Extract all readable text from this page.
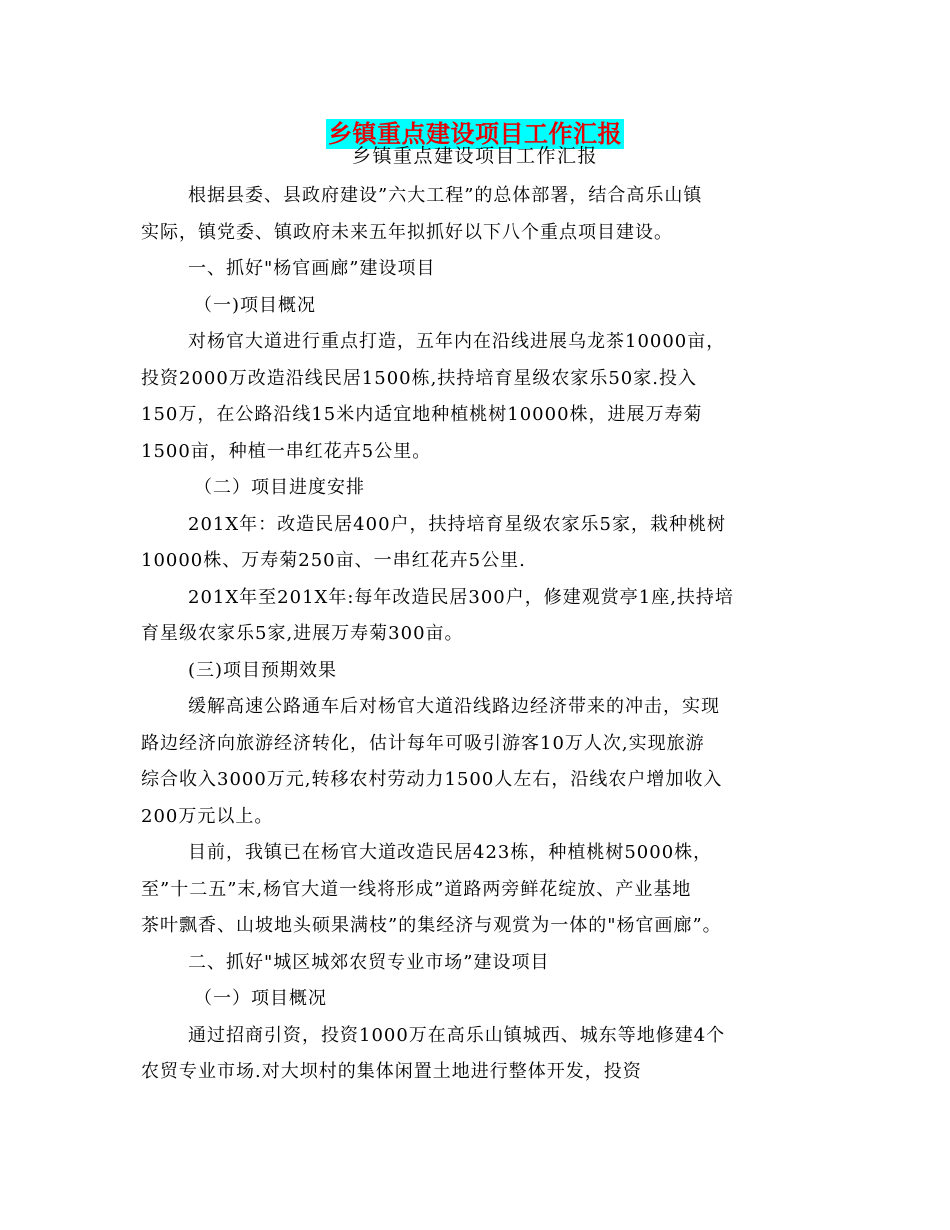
乡镇重点建设项目工作汇报
乡镇重点建设项目工作汇报
根据县委、县政府建设”六大工程”的总体部署，结合高乐山镇
实际，镇党委、镇政府未来五年拟抓好以下八个重点项目建设。
一、抓好"杨官画廊”建设项目
（一)项目概况
对杨官大道进行重点打造，五年内在沿线进展乌龙茶10000亩，
投资2000万改造沿线民居1500栋,扶持培育星级农家乐50家.投入
150万，在公路沿线15米内适宜地种植桃树10000株，进展万寿菊
1500亩，种植一串红花卉5公里。
（二）项目进度安排
201X年：改造民居400户，扶持培育星级农家乐5家，栽种桃树
10000株、万寿菊250亩、一串红花卉5公里.
201X年至201X年:每年改造民居300户，修建观赏亭1座,扶持培
育星级农家乐5家,进展万寿菊300亩。
(三)项目预期效果
缓解高速公路通车后对杨官大道沿线路边经济带来的冲击，实现
路边经济向旅游经济转化，估计每年可吸引游客10万人次,实现旅游
综合收入3000万元,转移农村劳动力1500人左右，沿线农户增加收入
200万元以上。
目前，我镇已在杨官大道改造民居423栋，种植桃树5000株，
至”十二五”末,杨官大道一线将形成”道路两旁鲜花绽放、产业基地
茶叶飘香、山坡地头硕果满枝”的集经济与观赏为一体的"杨官画廊”。
二、抓好"城区城郊农贸专业市场”建设项目
（一）项目概况
通过招商引资，投资1000万在高乐山镇城西、城东等地修建4个
农贸专业市场.对大坝村的集体闲置土地进行整体开发，投资
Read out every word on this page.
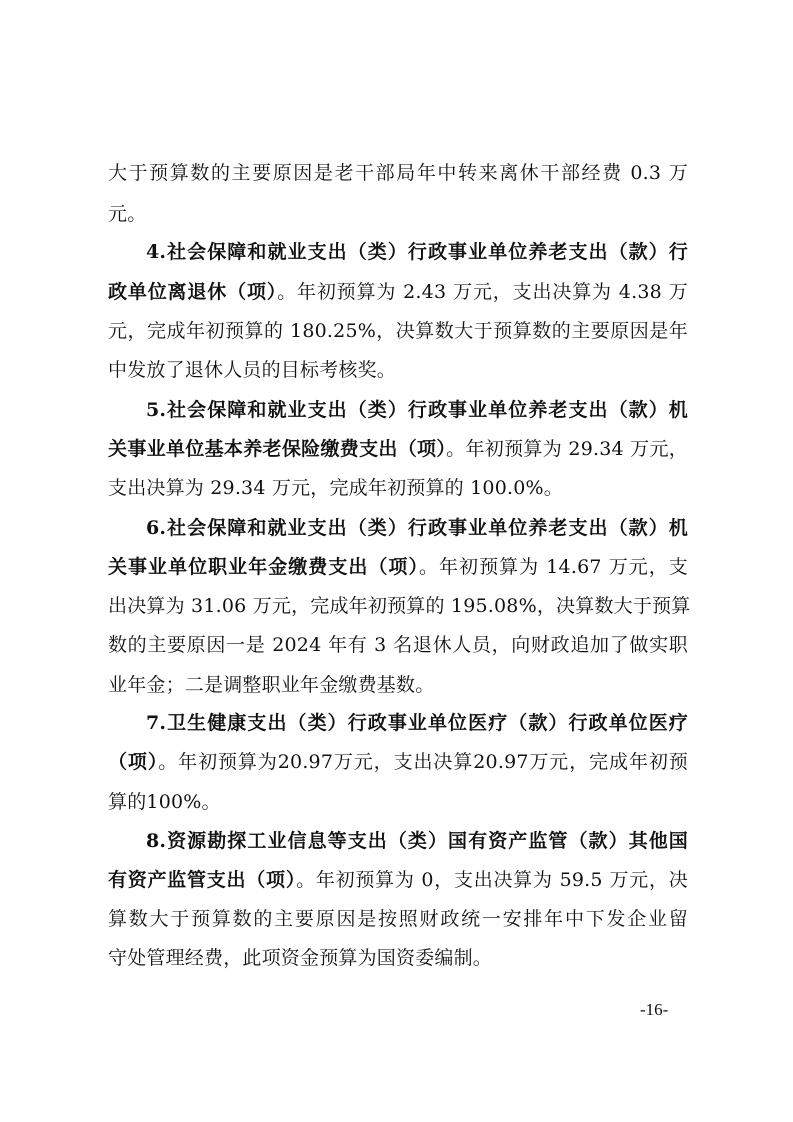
大于预算数的主要原因是老干部局年中转来离休干部经费 0.3 万
元。
4.社会保障和就业支出（类）行政事业单位养老支出（款）行
政单位离退休（项）。年初预算为 2.43 万元，支出决算为 4.38 万
元，完成年初预算的 180.25%，决算数大于预算数的主要原因是年
中发放了退休人员的目标考核奖。
5.社会保障和就业支出（类）行政事业单位养老支出（款）机
关事业单位基本养老保险缴费支出（项）。年初预算为 29.34 万元，
支出决算为 29.34 万元，完成年初预算的 100.0%。
6.社会保障和就业支出（类）行政事业单位养老支出（款）机
关事业单位职业年金缴费支出（项）。年初预算为 14.67 万元，支
出决算为 31.06 万元，完成年初预算的 195.08%，决算数大于预算
数的主要原因一是 2024 年有 3 名退休人员，向财政追加了做实职
业年金；二是调整职业年金缴费基数。
7.卫生健康支出（类）行政事业单位医疗（款）行政单位医疗
（项）。年初预算为20.97万元，支出决算20.97万元，完成年初预
算的100%。
8.资源勘探工业信息等支出（类）国有资产监管（款）其他国
有资产监管支出（项）。年初预算为 0，支出决算为 59.5 万元，决
算数大于预算数的主要原因是按照财政统一安排年中下发企业留
守处管理经费，此项资金预算为国资委编制。
-16-
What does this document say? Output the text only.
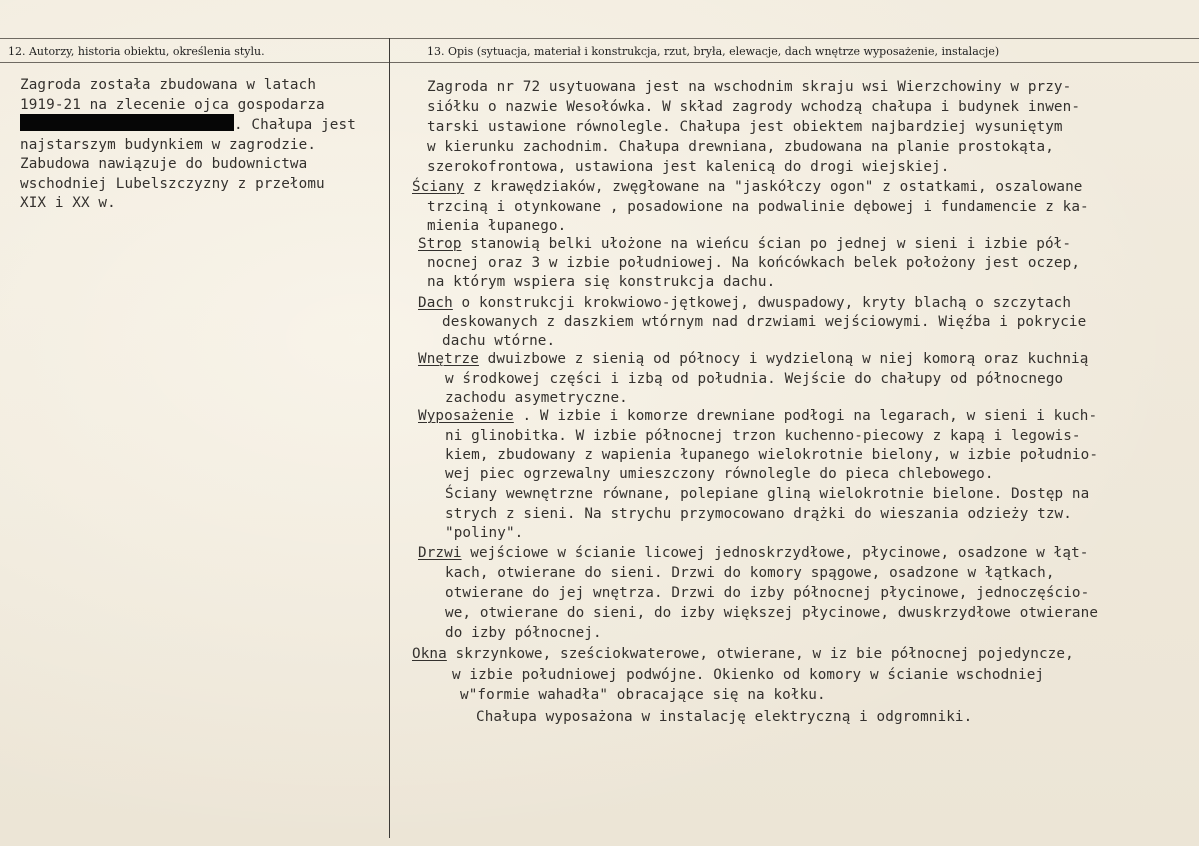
12. Autorzy, historia obiektu, określenia stylu.	13. Opis (sytuacja, materiał i konstrukcja, rzut, bryła, elewacje, dach wnętrze wyposażenie, instalacje)
Zagroda została zbudowana w latach
1919-21 na zlecenie ojca gospodarza
. Chałupa jest
najstarszym budynkiem w zagrodzie.
Zabudowa nawiązuje do budownictwa
wschodniej Lubelszczyzny z przełomu
XIX i XX w.
Zagroda nr 72 usytuowana jest na wschodnim skraju wsi Wierzchowiny w przy-
siółku o nazwie Wesołówka. W skład zagrody wchodzą chałupa i budynek inwen-
tarski ustawione równolegle. Chałupa jest obiektem najbardziej wysuniętym
w kierunku zachodnim. Chałupa drewniana, zbudowana na planie prostokąta,
szerokofrontowa, ustawiona jest kalenicą do drogi wiejskiej.
Ściany z krawędziaków, zwęgłowane na "jaskółczy ogon" z ostatkami, oszalowane
trzciną i otynkowane , posadowione na podwalinie dębowej i fundamencie z ka-
mienia łupanego.
Strop stanowią belki ułożone na wieńcu ścian po jednej w sieni i izbie pół-
nocnej oraz 3 w izbie południowej. Na końcówkach belek położony jest oczep,
na którym wspiera się konstrukcja dachu.
Dach o konstrukcji krokwiowo-jętkowej, dwuspadowy, kryty blachą o szczytach
deskowanych z daszkiem wtórnym nad drzwiami wejściowymi. Więźba i pokrycie
dachu wtórne.
Wnętrze dwuizbowe z sienią od północy i wydzieloną w niej komorą oraz kuchnią
w środkowej części i izbą od południa. Wejście do chałupy od północnego
zachodu asymetryczne.
Wyposażenie . W izbie i komorze drewniane podłogi na legarach, w sieni i kuch-
ni glinobitka. W izbie północnej trzon kuchenno-piecowy z kapą i legowis-
kiem, zbudowany z wapienia łupanego wielokrotnie bielony, w izbie południo-
wej piec ogrzewalny umieszczony równolegle do pieca chlebowego.
Ściany wewnętrzne równane, polepiane gliną wielokrotnie bielone. Dostęp na
strych z sieni. Na strychu przymocowano drążki do wieszania odzieży tzw.
"poliny".
Drzwi wejściowe w ścianie licowej jednoskrzydłowe, płycinowe, osadzone w łąt-
kach, otwierane do sieni. Drzwi do komory spągowe, osadzone w łątkach,
otwierane do jej wnętrza. Drzwi do izby północnej płycinowe, jednoczęścio-
we, otwierane do sieni, do izby większej płycinowe, dwuskrzydłowe otwierane
do izby północnej.
Okna skrzynkowe, sześciokwaterowe, otwierane, w iz bie północnej pojedyncze,
w izbie południowej podwójne. Okienko od komory w ścianie wschodniej
w"formie wahadła" obracające się na kołku.
Chałupa wyposażona w instalację elektryczną i odgromniki.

========================================================================

▶ _Exercise prompt_: Determine the number of lines in the records that include the string "konstrukcja", and respond with that number only.

▶ _The output_: 2